Data items
+++

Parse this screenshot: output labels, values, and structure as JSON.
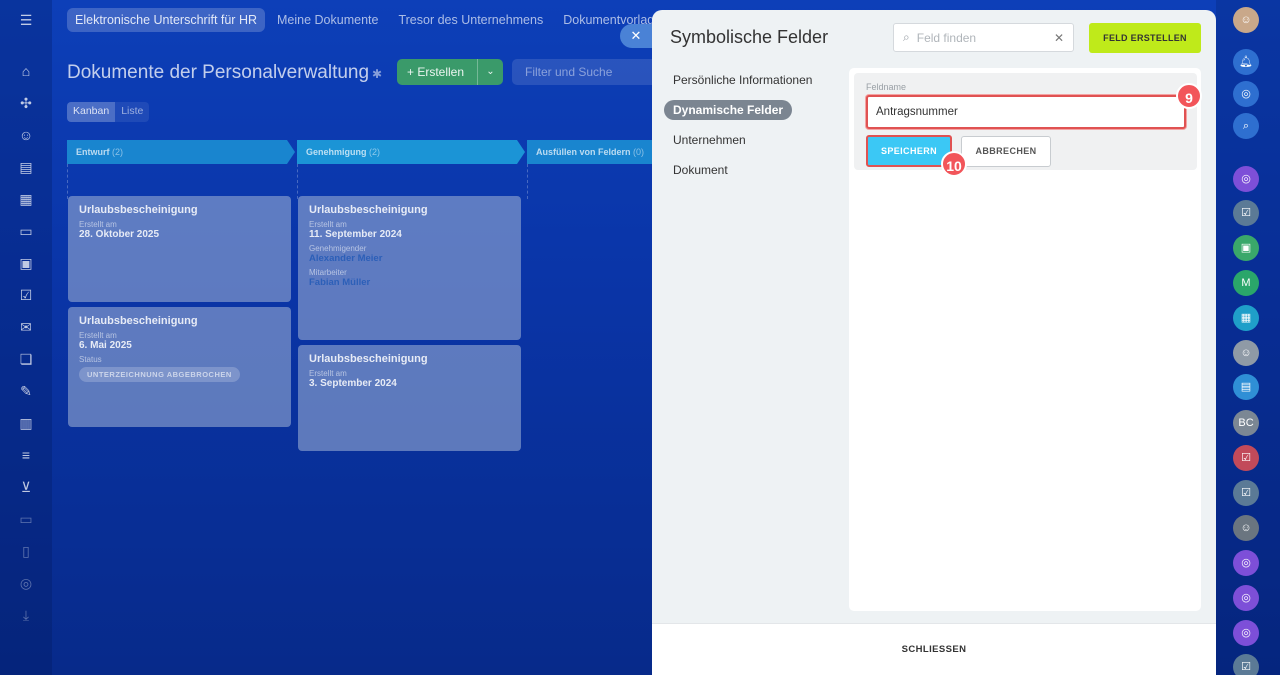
{
  "topnav": {
    "items": [
      {
        "label": "Elektronische Unterschrift für HR",
        "active": true
      },
      {
        "label": "Meine Dokumente",
        "active": false
      },
      {
        "label": "Tresor des Unternehmens",
        "active": false
      },
      {
        "label": "Dokumentvorlagen",
        "active": false
      }
    ]
  },
  "page": {
    "title": "Dokumente der Personalverwaltung",
    "create_label": "+ Erstellen",
    "filter_placeholder": "Filter und Suche",
    "view_tabs": [
      "Kanban",
      "Liste"
    ]
  },
  "kanban": {
    "columns": [
      {
        "name": "Entwurf",
        "count": "(2)",
        "color": "#1fa5dd"
      },
      {
        "name": "Genehmigung",
        "count": "(2)",
        "color": "#1fa5dd"
      },
      {
        "name": "Ausfüllen von Feldern",
        "count": "(0)",
        "color": "#1fa5dd"
      }
    ],
    "cards": [
      {
        "title": "Urlaubsbescheinigung",
        "created_label": "Erstellt am",
        "created": "28. Oktober 2025"
      },
      {
        "title": "Urlaubsbescheinigung",
        "created_label": "Erstellt am",
        "created": "6. Mai 2025",
        "status_label": "Status",
        "status": "UNTERZEICHNUNG ABGEBROCHEN"
      },
      {
        "title": "Urlaubsbescheinigung",
        "created_label": "Erstellt am",
        "created": "11. September 2024",
        "approver_label": "Genehmigender",
        "approver": "Alexander Meier",
        "employee_label": "Mitarbeiter",
        "employee": "Fabian Müller"
      },
      {
        "title": "Urlaubsbescheinigung",
        "created_label": "Erstellt am",
        "created": "3. September 2024"
      }
    ]
  },
  "panel": {
    "title": "Symbolische Felder",
    "search_placeholder": "Feld finden",
    "create_field_label": "FELD ERSTELLEN",
    "menu": [
      {
        "label": "Persönliche Informationen",
        "active": false
      },
      {
        "label": "Dynamische Felder",
        "active": true
      },
      {
        "label": "Unternehmen",
        "active": false
      },
      {
        "label": "Dokument",
        "active": false
      }
    ],
    "form": {
      "field_label": "Feldname",
      "field_value": "Antragsnummer",
      "save_label": "SPEICHERN",
      "cancel_label": "ABBRECHEN"
    },
    "steps": {
      "input_step": "9",
      "save_step": "10"
    },
    "close_label": "SCHLIESSEN"
  },
  "right_bar": {
    "initials_m": "M",
    "initials_bc": "BC"
  },
  "colors": {
    "accent_green": "#bfea1a",
    "save_blue": "#3bc8f5",
    "highlight_red": "#e05252"
  }
}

+++

SHORT PROBLEM |
Your task is an exact transcription of all the data, minus the pictures.

COMPLETED EXERCISE |
Parse this screenshot: output labels, values, and structure as JSON.
{
  "topnav": {
    "items": [
      {
        "label": "Elektronische Unterschrift für HR",
        "active": true
      },
      {
        "label": "Meine Dokumente",
        "active": false
      },
      {
        "label": "Tresor des Unternehmens",
        "active": false
      },
      {
        "label": "Dokumentvorlagen",
        "active": false
      }
    ]
  },
  "page": {
    "title": "Dokumente der Personalverwaltung",
    "create_label": "+ Erstellen",
    "filter_placeholder": "Filter und Suche",
    "view_tabs": [
      "Kanban",
      "Liste"
    ]
  },
  "kanban": {
    "columns": [
      {
        "name": "Entwurf",
        "count": "(2)",
        "color": "#1fa5dd"
      },
      {
        "name": "Genehmigung",
        "count": "(2)",
        "color": "#1fa5dd"
      },
      {
        "name": "Ausfüllen von Feldern",
        "count": "(0)",
        "color": "#1fa5dd"
      }
    ],
    "cards": [
      {
        "title": "Urlaubsbescheinigung",
        "created_label": "Erstellt am",
        "created": "28. Oktober 2025"
      },
      {
        "title": "Urlaubsbescheinigung",
        "created_label": "Erstellt am",
        "created": "6. Mai 2025",
        "status_label": "Status",
        "status": "UNTERZEICHNUNG ABGEBROCHEN"
      },
      {
        "title": "Urlaubsbescheinigung",
        "created_label": "Erstellt am",
        "created": "11. September 2024",
        "approver_label": "Genehmigender",
        "approver": "Alexander Meier",
        "employee_label": "Mitarbeiter",
        "employee": "Fabian Müller"
      },
      {
        "title": "Urlaubsbescheinigung",
        "created_label": "Erstellt am",
        "created": "3. September 2024"
      }
    ]
  },
  "panel": {
    "title": "Symbolische Felder",
    "search_placeholder": "Feld finden",
    "create_field_label": "FELD ERSTELLEN",
    "menu": [
      {
        "label": "Persönliche Informationen",
        "active": false
      },
      {
        "label": "Dynamische Felder",
        "active": true
      },
      {
        "label": "Unternehmen",
        "active": false
      },
      {
        "label": "Dokument",
        "active": false
      }
    ],
    "form": {
      "field_label": "Feldname",
      "field_value": "Antragsnummer",
      "save_label": "SPEICHERN",
      "cancel_label": "ABBRECHEN"
    },
    "steps": {
      "input_step": "9",
      "save_step": "10"
    },
    "close_label": "SCHLIESSEN"
  },
  "right_bar": {
    "initials_m": "M",
    "initials_bc": "BC"
  },
  "colors": {
    "accent_green": "#bfea1a",
    "save_blue": "#3bc8f5",
    "highlight_red": "#e05252"
  }
}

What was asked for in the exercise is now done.